▶ Written task
Render the material from its first line through the line containing "time-axis-label: 11: [90, 527, 102, 539]" as a Markdown table with columns named Row and Line, leaving out any blank lines.

▶ Supplied data
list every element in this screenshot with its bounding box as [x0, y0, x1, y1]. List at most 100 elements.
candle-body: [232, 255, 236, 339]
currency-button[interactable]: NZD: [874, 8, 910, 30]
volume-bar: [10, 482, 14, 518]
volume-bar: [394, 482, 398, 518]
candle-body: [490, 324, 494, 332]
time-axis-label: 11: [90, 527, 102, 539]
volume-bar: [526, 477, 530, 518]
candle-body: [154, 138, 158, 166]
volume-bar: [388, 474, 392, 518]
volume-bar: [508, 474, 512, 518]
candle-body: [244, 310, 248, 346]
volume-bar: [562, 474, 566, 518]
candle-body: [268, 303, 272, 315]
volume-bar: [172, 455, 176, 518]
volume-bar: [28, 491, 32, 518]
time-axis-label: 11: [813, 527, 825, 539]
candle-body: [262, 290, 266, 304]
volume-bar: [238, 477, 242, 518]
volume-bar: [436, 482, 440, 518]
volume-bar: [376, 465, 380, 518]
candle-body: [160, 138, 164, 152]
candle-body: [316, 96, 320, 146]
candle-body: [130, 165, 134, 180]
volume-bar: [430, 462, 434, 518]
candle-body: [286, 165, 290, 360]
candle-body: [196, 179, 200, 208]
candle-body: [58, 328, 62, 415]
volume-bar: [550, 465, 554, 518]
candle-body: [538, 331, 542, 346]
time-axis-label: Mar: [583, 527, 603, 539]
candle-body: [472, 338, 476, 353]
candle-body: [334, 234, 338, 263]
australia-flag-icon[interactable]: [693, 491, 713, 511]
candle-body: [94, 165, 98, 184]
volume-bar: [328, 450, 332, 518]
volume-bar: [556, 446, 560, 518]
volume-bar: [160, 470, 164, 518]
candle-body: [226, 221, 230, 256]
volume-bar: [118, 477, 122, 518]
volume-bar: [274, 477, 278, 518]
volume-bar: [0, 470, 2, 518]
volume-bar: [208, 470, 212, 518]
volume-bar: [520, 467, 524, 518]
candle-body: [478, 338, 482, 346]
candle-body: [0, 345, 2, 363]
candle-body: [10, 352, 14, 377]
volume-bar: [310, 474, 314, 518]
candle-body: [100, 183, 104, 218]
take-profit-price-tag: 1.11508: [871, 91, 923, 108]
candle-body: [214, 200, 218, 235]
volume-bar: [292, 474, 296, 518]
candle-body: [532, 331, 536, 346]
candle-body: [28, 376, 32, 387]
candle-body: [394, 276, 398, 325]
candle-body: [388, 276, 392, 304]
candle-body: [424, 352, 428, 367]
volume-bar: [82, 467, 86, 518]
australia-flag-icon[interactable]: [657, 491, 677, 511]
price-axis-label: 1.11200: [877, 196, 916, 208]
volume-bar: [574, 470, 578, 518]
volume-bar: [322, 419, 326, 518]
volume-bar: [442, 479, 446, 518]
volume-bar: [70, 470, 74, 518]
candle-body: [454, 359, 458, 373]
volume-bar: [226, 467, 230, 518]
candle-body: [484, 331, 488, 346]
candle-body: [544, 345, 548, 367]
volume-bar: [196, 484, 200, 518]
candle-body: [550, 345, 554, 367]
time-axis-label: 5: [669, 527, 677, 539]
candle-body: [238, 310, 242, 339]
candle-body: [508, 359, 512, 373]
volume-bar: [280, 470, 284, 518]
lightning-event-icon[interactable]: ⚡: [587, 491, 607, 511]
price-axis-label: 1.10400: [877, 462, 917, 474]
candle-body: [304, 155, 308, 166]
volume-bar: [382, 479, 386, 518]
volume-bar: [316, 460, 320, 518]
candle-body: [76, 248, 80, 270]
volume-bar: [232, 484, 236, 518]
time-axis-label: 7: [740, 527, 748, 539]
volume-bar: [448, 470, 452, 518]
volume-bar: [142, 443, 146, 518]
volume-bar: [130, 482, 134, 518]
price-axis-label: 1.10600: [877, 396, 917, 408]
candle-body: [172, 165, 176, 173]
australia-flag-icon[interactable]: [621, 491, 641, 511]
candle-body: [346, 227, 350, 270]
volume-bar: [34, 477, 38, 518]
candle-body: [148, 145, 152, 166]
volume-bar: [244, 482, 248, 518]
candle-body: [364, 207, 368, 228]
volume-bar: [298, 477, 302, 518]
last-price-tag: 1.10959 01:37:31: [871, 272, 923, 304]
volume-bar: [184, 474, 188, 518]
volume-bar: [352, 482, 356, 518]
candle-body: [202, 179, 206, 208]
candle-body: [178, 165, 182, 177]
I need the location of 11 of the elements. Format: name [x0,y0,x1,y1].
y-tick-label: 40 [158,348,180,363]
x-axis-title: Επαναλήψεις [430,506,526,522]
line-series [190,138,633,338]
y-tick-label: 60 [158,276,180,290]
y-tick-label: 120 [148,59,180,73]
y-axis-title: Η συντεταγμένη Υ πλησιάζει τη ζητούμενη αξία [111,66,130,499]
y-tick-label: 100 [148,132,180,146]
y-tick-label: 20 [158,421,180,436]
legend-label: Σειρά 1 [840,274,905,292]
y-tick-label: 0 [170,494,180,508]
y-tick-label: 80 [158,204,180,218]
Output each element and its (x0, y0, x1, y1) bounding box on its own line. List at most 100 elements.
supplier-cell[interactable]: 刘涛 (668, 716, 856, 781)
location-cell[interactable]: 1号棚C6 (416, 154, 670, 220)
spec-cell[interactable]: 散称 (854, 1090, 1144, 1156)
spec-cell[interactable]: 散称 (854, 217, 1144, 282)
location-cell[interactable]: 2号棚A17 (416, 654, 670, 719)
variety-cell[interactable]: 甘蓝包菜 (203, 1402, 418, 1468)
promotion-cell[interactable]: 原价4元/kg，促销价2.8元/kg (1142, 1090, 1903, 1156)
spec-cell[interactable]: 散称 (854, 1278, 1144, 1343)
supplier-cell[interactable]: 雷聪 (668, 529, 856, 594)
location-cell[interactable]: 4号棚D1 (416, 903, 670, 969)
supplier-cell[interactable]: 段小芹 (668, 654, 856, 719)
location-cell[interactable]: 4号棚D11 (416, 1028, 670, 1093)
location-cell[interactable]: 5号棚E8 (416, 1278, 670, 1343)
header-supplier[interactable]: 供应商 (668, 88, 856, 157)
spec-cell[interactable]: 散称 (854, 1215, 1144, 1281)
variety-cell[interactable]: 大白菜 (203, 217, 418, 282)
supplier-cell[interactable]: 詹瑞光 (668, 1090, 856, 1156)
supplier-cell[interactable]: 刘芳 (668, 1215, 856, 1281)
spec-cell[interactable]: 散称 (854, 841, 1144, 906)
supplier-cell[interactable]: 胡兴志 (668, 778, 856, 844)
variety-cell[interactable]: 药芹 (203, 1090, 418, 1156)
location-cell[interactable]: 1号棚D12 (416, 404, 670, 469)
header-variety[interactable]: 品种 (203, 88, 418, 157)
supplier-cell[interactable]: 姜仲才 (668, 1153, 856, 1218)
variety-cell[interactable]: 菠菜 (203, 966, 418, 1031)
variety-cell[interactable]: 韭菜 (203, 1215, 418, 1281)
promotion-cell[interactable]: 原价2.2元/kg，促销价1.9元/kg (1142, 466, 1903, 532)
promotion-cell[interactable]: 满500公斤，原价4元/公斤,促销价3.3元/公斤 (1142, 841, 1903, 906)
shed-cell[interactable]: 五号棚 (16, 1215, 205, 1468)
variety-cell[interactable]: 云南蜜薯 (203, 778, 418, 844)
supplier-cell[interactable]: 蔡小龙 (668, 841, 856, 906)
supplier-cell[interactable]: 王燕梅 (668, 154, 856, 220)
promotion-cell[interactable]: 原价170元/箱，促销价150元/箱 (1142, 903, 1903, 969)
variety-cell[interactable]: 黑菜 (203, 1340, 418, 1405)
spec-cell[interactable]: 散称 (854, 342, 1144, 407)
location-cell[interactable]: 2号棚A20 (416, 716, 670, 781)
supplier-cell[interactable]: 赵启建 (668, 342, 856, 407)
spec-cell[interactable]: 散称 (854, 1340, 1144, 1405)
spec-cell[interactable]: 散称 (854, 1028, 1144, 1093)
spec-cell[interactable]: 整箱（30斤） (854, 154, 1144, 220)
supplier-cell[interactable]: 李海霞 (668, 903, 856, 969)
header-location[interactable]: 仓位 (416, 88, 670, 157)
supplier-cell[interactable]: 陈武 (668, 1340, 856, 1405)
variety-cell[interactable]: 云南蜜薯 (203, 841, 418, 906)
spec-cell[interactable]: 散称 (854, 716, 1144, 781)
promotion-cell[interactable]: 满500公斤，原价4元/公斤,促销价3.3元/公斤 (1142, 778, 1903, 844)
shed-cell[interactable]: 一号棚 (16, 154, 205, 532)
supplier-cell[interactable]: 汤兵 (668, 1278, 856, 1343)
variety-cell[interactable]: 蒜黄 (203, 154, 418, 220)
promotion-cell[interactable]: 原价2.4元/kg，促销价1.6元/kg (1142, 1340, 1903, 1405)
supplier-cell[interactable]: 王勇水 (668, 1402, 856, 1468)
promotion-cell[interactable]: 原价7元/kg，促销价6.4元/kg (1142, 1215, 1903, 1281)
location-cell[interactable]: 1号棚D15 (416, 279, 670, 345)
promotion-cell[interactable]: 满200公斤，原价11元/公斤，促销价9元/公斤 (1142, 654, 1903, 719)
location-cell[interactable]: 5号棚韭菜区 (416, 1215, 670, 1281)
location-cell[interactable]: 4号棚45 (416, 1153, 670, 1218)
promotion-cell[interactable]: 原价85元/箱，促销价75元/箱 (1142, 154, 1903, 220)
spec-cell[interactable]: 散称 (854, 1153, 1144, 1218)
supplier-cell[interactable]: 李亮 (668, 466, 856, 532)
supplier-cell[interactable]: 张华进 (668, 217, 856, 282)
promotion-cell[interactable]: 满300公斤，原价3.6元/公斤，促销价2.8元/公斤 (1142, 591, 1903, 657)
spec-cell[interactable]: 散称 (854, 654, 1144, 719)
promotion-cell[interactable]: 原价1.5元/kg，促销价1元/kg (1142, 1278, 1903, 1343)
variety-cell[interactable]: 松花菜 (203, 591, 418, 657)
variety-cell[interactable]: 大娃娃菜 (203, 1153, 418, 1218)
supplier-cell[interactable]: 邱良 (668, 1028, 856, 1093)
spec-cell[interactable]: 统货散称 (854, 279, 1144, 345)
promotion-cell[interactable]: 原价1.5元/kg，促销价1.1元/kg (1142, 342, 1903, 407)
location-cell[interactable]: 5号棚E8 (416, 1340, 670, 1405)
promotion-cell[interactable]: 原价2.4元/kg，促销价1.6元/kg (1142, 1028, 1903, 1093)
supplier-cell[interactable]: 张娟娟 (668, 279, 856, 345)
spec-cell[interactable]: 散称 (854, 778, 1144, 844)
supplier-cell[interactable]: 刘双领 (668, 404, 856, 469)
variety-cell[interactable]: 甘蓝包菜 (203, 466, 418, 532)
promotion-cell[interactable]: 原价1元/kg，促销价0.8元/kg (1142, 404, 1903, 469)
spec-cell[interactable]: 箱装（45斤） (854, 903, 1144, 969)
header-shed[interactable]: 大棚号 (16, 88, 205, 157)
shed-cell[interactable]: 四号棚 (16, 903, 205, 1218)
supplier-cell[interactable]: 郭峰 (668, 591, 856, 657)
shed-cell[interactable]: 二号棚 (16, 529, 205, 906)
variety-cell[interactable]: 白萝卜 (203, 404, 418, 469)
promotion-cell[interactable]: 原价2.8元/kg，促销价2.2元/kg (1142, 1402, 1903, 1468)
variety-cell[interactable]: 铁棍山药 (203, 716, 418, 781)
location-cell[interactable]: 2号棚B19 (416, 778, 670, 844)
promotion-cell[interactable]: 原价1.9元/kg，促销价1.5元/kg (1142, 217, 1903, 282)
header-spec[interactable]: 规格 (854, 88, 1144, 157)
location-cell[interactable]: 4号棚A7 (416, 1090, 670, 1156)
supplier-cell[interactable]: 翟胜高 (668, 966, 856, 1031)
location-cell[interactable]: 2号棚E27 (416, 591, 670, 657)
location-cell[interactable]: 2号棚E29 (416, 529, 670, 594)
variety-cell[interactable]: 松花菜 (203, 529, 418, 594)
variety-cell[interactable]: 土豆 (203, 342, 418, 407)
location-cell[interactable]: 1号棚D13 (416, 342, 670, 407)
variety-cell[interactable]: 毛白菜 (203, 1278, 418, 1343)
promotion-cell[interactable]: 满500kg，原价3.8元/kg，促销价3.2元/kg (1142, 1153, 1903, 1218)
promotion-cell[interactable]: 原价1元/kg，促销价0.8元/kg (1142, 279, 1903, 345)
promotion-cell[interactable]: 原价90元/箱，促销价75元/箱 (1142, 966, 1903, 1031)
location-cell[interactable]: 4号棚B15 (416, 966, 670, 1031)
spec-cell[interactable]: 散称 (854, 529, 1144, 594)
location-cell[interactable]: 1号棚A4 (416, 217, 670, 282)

▶ Exercise result
| Row | Line |
|---|---|
| 1 | list every element in this screenshot with its bounding box as [x0, y0, x1, y1]. List at most 100 elements. |
| 2 | candle-body: [232, 255, 236, 339] |
| 3 | currency-button[interactable]: NZD: [874, 8, 910, 30] |
| 4 | volume-bar: [10, 482, 14, 518] |
| 5 | volume-bar: [394, 482, 398, 518] |
| 6 | candle-body: [490, 324, 494, 332] |
| 7 | time-axis-label: 11: [90, 527, 102, 539] |